— START EXERCISE INPUT —
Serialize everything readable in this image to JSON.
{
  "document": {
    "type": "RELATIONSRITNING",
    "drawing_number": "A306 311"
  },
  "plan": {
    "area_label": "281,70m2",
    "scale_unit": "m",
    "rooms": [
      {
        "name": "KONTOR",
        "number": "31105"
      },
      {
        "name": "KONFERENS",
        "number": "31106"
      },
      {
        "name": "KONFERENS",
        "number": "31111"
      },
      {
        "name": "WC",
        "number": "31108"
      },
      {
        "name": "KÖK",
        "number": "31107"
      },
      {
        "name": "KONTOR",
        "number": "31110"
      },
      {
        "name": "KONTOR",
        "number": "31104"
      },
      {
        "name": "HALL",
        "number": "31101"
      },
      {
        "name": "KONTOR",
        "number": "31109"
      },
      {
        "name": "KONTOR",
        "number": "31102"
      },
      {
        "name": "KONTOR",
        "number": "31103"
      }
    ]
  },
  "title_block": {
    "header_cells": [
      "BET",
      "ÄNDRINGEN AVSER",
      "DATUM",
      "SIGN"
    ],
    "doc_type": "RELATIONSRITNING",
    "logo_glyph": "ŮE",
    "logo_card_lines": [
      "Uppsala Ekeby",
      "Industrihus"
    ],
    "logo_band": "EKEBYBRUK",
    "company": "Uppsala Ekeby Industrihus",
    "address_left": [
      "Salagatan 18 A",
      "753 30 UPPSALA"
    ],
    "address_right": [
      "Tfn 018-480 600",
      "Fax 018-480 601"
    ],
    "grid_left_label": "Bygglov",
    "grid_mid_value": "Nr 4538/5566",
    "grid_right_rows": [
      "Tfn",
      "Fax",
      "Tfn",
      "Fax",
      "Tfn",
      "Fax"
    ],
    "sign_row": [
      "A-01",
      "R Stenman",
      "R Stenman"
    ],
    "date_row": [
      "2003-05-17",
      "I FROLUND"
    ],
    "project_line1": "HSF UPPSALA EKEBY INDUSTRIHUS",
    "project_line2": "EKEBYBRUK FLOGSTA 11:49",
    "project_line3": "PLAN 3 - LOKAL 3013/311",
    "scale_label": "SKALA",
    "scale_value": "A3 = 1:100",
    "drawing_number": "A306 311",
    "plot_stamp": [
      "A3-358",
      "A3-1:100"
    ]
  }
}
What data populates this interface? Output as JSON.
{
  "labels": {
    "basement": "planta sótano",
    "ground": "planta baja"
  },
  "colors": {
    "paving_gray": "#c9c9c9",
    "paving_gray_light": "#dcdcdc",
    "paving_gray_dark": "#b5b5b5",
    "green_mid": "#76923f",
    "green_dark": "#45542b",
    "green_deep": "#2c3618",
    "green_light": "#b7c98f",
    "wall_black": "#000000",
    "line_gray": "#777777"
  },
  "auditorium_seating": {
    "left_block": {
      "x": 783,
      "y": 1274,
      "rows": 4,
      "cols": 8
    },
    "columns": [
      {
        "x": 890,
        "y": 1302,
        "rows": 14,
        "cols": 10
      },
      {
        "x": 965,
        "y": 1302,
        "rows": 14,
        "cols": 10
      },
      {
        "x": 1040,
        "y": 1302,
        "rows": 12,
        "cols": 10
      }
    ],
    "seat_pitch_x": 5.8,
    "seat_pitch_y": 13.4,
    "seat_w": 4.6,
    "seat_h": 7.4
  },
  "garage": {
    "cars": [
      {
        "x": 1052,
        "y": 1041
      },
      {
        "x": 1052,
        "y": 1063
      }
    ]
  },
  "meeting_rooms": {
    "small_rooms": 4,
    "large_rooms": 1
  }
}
— END EXERCISE INPUT —
* [REQUIRED WORK] Set down all of the data above, word for word.

* [EXERCISE ANSWER]
Serialize everything readable in this image to JSON.
{
  "document": {
    "type": "RELATIONSRITNING",
    "drawing_number": "A306 311"
  },
  "plan": {
    "area_label": "281,70m2",
    "scale_unit": "m",
    "rooms": [
      {
        "name": "KONTOR",
        "number": "31105"
      },
      {
        "name": "KONFERENS",
        "number": "31106"
      },
      {
        "name": "KONFERENS",
        "number": "31111"
      },
      {
        "name": "WC",
        "number": "31108"
      },
      {
        "name": "KÖK",
        "number": "31107"
      },
      {
        "name": "KONTOR",
        "number": "31110"
      },
      {
        "name": "KONTOR",
        "number": "31104"
      },
      {
        "name": "HALL",
        "number": "31101"
      },
      {
        "name": "KONTOR",
        "number": "31109"
      },
      {
        "name": "KONTOR",
        "number": "31102"
      },
      {
        "name": "KONTOR",
        "number": "31103"
      }
    ]
  },
  "title_block": {
    "header_cells": [
      "BET",
      "ÄNDRINGEN AVSER",
      "DATUM",
      "SIGN"
    ],
    "doc_type": "RELATIONSRITNING",
    "logo_glyph": "ŮE",
    "logo_card_lines": [
      "Uppsala Ekeby",
      "Industrihus"
    ],
    "logo_band": "EKEBYBRUK",
    "company": "Uppsala Ekeby Industrihus",
    "address_left": [
      "Salagatan 18 A",
      "753 30 UPPSALA"
    ],
    "address_right": [
      "Tfn 018-480 600",
      "Fax 018-480 601"
    ],
    "grid_left_label": "Bygglov",
    "grid_mid_value": "Nr 4538/5566",
    "grid_right_rows": [
      "Tfn",
      "Fax",
      "Tfn",
      "Fax",
      "Tfn",
      "Fax"
    ],
    "sign_row": [
      "A-01",
      "R Stenman",
      "R Stenman"
    ],
    "date_row": [
      "2003-05-17",
      "I FROLUND"
    ],
    "project_line1": "HSF UPPSALA EKEBY INDUSTRIHUS",
    "project_line2": "EKEBYBRUK FLOGSTA 11:49",
    "project_line3": "PLAN 3 - LOKAL 3013/311",
    "scale_label": "SKALA",
    "scale_value": "A3 = 1:100",
    "drawing_number": "A306 311",
    "plot_stamp": [
      "A3-358",
      "A3-1:100"
    ]
  }
}
What data populates this interface? Output as JSON.
{
  "labels": {
    "basement": "planta sótano",
    "ground": "planta baja"
  },
  "colors": {
    "paving_gray": "#c9c9c9",
    "paving_gray_light": "#dcdcdc",
    "paving_gray_dark": "#b5b5b5",
    "green_mid": "#76923f",
    "green_dark": "#45542b",
    "green_deep": "#2c3618",
    "green_light": "#b7c98f",
    "wall_black": "#000000",
    "line_gray": "#777777"
  },
  "auditorium_seating": {
    "left_block": {
      "x": 783,
      "y": 1274,
      "rows": 4,
      "cols": 8
    },
    "columns": [
      {
        "x": 890,
        "y": 1302,
        "rows": 14,
        "cols": 10
      },
      {
        "x": 965,
        "y": 1302,
        "rows": 14,
        "cols": 10
      },
      {
        "x": 1040,
        "y": 1302,
        "rows": 12,
        "cols": 10
      }
    ],
    "seat_pitch_x": 5.8,
    "seat_pitch_y": 13.4,
    "seat_w": 4.6,
    "seat_h": 7.4
  },
  "garage": {
    "cars": [
      {
        "x": 1052,
        "y": 1041
      },
      {
        "x": 1052,
        "y": 1063
      }
    ]
  },
  "meeting_rooms": {
    "small_rooms": 4,
    "large_rooms": 1
  }
}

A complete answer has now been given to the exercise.